Prezes PiS, Jarosław Kaczyński. © PAP | .

Zaskakujące badanie - PiS to bogacze. To oni płacą 500+

Mateusz Ratajczak

6 mln Polaków jest przekonanych, że program "Rodzina 500+" finansują bogatsi rodacy. 750 tys. wierzy, że pieniądze na sztandarowy program PiS pochodzą z kasy partii Jarosława Kaczyńskiego. Eksperci nie mają wątpliwości: najłatwiej wyborców kupić dużą forsą. Robią to wszystkie partie.

Wystarczą trzy kroki i kilka prostych zasad, aby uwieść Polaków. Oto gotowy przepis na obietnicę polityczną:

- Wymyśl liczbę. Dowolną. Możesz wybrać od 1 do 10.

- Dodaj do tego miliony, miliardy, a nawet biliony złotych.

- I obiecaj. Im bardziej skomplikowany temat, tym łatwiej sprowadzić go do liczby. I licytować, licytować i jeszcze raz licytować. Obietnica sama się spełni: nie dziś to za rok, nie za rok, to za dziesięć lat.

Dane wejściowe

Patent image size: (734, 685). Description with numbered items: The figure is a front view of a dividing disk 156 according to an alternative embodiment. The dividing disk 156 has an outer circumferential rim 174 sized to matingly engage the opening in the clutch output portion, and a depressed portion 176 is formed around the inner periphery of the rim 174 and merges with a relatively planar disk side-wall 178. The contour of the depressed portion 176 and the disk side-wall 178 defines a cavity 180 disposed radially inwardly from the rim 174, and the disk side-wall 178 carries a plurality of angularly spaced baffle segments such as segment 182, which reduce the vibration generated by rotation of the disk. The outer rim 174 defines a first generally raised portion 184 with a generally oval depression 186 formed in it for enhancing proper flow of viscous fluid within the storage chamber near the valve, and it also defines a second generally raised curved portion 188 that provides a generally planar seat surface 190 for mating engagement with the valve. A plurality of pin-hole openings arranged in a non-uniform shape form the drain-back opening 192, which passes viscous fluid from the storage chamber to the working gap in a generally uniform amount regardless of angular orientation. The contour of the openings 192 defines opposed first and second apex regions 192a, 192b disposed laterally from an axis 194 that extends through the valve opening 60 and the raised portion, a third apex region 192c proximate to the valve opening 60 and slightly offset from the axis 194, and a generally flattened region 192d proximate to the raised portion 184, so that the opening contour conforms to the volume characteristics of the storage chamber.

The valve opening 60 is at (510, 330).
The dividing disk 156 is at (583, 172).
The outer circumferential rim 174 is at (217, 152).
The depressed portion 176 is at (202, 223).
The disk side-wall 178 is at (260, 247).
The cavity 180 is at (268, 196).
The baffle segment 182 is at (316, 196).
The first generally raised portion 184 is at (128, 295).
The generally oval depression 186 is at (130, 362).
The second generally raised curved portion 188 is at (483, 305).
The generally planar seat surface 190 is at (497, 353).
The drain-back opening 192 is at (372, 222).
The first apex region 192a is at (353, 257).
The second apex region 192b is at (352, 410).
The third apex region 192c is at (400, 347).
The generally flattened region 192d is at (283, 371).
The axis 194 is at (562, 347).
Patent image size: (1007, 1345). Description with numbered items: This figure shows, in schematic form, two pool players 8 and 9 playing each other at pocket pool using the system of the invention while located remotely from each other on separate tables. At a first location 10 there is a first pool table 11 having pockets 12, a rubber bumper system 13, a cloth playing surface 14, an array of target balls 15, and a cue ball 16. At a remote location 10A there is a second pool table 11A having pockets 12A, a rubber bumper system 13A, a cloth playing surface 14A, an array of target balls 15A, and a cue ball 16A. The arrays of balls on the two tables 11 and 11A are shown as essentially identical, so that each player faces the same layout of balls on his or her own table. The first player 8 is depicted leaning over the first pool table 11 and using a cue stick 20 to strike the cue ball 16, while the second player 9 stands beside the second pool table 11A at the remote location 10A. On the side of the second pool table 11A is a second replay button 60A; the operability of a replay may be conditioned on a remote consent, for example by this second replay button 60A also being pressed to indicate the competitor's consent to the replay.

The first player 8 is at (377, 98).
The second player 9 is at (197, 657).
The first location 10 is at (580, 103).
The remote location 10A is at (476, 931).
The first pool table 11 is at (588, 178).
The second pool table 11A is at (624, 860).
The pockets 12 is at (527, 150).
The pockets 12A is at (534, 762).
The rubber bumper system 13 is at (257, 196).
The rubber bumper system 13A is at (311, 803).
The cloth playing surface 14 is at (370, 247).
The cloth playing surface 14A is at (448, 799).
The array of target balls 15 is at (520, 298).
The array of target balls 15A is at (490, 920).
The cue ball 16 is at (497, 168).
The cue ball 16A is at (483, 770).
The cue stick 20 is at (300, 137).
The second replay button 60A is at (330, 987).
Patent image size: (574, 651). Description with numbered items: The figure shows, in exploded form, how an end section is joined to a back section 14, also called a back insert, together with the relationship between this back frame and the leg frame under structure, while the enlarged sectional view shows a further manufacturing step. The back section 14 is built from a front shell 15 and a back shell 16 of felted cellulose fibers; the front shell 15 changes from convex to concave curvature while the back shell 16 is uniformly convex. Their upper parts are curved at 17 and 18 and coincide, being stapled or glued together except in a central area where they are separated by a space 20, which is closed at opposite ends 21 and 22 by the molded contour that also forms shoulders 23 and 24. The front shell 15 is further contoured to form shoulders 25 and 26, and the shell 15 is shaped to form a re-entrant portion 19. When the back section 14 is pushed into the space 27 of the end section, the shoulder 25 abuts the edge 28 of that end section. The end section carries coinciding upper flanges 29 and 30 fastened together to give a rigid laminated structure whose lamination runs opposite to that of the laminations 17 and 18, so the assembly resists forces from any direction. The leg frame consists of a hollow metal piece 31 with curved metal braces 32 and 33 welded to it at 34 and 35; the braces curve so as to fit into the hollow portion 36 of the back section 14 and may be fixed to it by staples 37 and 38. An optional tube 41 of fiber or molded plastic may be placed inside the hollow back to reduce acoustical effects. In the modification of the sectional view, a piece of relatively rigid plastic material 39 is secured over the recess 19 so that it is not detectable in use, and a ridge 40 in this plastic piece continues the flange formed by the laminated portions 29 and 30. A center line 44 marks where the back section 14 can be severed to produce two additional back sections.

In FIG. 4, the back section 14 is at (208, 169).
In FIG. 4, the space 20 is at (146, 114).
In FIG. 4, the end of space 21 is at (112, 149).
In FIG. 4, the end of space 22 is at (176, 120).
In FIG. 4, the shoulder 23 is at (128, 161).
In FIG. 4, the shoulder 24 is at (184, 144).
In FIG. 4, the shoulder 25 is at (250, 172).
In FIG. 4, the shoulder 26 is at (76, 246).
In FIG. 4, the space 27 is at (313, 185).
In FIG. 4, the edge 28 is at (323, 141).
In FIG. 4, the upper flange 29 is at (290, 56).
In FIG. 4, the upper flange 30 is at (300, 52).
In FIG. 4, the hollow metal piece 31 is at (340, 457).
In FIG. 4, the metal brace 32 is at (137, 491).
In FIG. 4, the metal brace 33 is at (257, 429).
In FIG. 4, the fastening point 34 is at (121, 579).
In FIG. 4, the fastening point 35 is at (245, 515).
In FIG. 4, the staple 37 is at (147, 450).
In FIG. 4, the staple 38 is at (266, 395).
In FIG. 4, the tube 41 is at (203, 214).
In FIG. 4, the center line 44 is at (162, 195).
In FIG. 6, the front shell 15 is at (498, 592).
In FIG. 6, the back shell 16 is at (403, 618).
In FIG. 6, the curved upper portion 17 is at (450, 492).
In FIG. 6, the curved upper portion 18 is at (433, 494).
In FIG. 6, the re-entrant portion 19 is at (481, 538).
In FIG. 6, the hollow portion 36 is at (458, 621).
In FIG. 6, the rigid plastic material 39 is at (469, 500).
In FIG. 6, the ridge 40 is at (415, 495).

Zadanie
Zaktualizuj fragment artykułu od „- Dodaj do tego” do „za dziesięć lat.”, zamieniając „biliony” na „tryliony”.

Wynik zadania
- Dodaj do tego miliony, miliardy, a nawet tryliony złotych.

- I obiecaj. Im bardziej skomplikowany temat, tym łatwiej sprowadzić go do liczby. I licytować, licytować i jeszcze raz licytować. Obietnica sama się spełni: nie dziś to za rok, nie za rok, to za dziesięć lat.